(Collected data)
+++++
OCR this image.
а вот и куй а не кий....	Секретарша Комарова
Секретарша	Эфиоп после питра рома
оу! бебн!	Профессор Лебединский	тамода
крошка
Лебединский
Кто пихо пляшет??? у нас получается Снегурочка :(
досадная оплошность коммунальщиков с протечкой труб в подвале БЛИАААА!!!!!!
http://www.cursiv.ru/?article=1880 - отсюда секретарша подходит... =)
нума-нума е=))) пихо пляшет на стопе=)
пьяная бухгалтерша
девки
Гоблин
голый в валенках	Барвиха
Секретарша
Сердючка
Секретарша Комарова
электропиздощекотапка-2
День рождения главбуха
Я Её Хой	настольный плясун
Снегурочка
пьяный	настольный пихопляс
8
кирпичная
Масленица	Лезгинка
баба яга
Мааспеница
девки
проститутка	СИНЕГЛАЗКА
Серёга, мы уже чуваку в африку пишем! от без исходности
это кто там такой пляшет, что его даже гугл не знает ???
+++++
Problem details: Every record above should be output exactly.

Exercise result:
OCR this image.
а вот и куй а не кий....	Секретарша Комарова
Секретарша	Эфиоп после питра рома
оу! бебн!	Профессор Лебединский	тамода
крошка
Лебединский
Кто пихо пляшет??? у нас получается Снегурочка :(
досадная оплошность коммунальщиков с протечкой труб в подвале БЛИАААА!!!!!!
http://www.cursiv.ru/?article=1880 - отсюда секретарша подходит... =)
нума-нума е=))) пихо пляшет на стопе=)
пьяная бухгалтерша
девки
Гоблин
голый в валенках	Барвиха
Секретарша
Сердючка
Секретарша Комарова
электропиздощекотапка-2
День рождения главбуха
Я Её Хой	настольный плясун
Снегурочка
пьяный	настольный пихопляс
8
кирпичная
Масленица	Лезгинка
баба яга
Мааспеница
девки
проститутка	СИНЕГЛАЗКА
Серёга, мы уже чуваку в африку пишем! от без исходности
это кто там такой пляшет, что его даже гугл не знает ???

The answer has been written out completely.